### [EXERCISE DIRECTIONS]
Transcribe the data exactly.

Transcribed document page entries:

········

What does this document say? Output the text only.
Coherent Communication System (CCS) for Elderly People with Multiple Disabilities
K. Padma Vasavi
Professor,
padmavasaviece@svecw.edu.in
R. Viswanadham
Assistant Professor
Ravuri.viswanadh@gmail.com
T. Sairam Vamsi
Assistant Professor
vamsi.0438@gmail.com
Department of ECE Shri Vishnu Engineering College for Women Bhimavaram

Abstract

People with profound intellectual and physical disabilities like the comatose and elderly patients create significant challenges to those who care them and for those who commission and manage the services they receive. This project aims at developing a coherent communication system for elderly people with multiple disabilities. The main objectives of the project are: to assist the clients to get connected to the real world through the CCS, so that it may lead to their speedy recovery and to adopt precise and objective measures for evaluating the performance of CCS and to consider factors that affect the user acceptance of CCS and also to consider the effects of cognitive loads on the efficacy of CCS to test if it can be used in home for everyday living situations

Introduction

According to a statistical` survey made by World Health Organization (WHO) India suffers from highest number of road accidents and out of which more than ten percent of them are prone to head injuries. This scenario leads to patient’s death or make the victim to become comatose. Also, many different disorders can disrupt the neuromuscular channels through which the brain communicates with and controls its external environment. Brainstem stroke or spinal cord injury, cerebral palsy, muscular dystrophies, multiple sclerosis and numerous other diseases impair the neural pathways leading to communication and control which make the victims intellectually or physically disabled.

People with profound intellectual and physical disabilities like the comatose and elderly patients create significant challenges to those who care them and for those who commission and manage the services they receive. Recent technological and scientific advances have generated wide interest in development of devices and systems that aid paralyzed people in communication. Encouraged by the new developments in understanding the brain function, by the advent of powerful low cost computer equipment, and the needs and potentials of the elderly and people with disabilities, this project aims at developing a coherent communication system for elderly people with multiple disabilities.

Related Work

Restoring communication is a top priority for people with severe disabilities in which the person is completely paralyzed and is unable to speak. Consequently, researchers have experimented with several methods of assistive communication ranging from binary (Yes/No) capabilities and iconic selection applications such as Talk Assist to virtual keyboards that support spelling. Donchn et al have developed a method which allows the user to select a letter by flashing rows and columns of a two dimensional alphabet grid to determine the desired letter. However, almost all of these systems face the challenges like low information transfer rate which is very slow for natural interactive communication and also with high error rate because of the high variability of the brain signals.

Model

········

### [OUTPUT BELOW]
What does this document say? Output the text only.
Coherent Communication System (CCS) for Elderly People with Multiple Disabilities
K. Padma Vasavi
Professor,
padmavasaviece@svecw.edu.in
R. Viswanadham
Assistant Professor
Ravuri.viswanadh@gmail.com
T. Sairam Vamsi
Assistant Professor
vamsi.0438@gmail.com
Department of ECE Shri Vishnu Engineering College for Women Bhimavaram

Abstract

People with profound intellectual and physical disabilities like the comatose and elderly patients create significant challenges to those who care them and for those who commission and manage the services they receive. This project aims at developing a coherent communication system for elderly people with multiple disabilities. The main objectives of the project are: to assist the clients to get connected to the real world through the CCS, so that it may lead to their speedy recovery and to adopt precise and objective measures for evaluating the performance of CCS and to consider factors that affect the user acceptance of CCS and also to consider the effects of cognitive loads on the efficacy of CCS to test if it can be used in home for everyday living situations

Introduction

According to a statistical` survey made by World Health Organization (WHO) India suffers from highest number of road accidents and out of which more than ten percent of them are prone to head injuries. This scenario leads to patient’s death or make the victim to become comatose. Also, many different disorders can disrupt the neuromuscular channels through which the brain communicates with and controls its external environment. Brainstem stroke or spinal cord injury, cerebral palsy, muscular dystrophies, multiple sclerosis and numerous other diseases impair the neural pathways leading to communication and control which make the victims intellectually or physically disabled.

People with profound intellectual and physical disabilities like the comatose and elderly patients create significant challenges to those who care them and for those who commission and manage the services they receive. Recent technological and scientific advances have generated wide interest in development of devices and systems that aid paralyzed people in communication. Encouraged by the new developments in understanding the brain function, by the advent of powerful low cost computer equipment, and the needs and potentials of the elderly and people with disabilities, this project aims at developing a coherent communication system for elderly people with multiple disabilities.

Related Work

Restoring communication is a top priority for people with severe disabilities in which the person is completely paralyzed and is unable to speak. Consequently, researchers have experimented with several methods of assistive communication ranging from binary (Yes/No) capabilities and iconic selection applications such as Talk Assist to virtual keyboards that support spelling. Donchn et al have developed a method which allows the user to select a letter by flashing rows and columns of a two dimensional alphabet grid to determine the desired letter. However, almost all of these systems face the challenges like low information transfer rate which is very slow for natural interactive communication and also with high error rate because of the high variability of the brain signals.

Model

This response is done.